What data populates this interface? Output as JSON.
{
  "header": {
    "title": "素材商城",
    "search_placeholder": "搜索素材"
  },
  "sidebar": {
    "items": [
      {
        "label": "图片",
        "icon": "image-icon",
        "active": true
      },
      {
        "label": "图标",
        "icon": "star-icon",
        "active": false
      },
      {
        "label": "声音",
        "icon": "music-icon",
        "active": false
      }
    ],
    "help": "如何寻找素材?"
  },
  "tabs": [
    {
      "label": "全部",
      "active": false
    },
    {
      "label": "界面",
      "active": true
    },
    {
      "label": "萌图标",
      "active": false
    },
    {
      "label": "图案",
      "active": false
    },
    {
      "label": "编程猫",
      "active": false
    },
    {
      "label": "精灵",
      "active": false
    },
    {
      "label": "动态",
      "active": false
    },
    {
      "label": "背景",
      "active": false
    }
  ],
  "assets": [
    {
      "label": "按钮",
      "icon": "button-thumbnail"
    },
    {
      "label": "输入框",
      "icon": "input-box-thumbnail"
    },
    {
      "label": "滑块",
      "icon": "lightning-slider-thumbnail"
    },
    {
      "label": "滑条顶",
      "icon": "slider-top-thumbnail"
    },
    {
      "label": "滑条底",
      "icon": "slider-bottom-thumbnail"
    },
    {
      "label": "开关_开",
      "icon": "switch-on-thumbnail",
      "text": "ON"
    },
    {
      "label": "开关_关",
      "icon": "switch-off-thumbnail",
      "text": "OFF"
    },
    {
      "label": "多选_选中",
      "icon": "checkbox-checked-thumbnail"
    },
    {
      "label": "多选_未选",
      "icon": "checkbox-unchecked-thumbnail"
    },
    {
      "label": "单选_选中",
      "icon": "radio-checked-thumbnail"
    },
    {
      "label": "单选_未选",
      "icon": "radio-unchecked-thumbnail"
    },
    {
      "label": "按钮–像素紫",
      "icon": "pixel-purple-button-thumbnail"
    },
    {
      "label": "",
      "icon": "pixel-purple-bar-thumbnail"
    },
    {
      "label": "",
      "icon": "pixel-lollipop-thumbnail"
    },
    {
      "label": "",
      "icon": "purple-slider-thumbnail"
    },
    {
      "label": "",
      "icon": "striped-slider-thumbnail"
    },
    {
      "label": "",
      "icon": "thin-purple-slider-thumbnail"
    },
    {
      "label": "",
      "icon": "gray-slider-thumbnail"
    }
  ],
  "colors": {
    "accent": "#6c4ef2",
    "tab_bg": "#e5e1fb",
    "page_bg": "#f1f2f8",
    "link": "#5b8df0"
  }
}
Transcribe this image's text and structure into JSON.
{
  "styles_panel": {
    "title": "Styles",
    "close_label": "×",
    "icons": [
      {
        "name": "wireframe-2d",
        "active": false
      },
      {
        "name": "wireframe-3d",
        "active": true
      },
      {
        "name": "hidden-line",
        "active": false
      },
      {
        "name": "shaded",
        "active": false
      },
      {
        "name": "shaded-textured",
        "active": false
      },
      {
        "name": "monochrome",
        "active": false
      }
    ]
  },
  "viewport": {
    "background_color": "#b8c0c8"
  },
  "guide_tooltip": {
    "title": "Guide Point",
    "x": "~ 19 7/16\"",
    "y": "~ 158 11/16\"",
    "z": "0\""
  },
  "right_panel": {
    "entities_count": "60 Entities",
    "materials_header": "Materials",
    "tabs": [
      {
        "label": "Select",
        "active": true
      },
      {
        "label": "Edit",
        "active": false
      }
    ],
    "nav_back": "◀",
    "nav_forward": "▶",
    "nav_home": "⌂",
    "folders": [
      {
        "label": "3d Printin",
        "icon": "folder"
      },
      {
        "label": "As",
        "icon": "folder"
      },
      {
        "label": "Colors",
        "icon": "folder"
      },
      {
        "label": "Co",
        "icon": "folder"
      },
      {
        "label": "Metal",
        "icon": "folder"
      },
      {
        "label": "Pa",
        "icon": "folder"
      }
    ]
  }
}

──────

● **JOB**
Reply with the number of lines in the data that include the string "wireframe" and nothing else.

● **RESPONSE**
2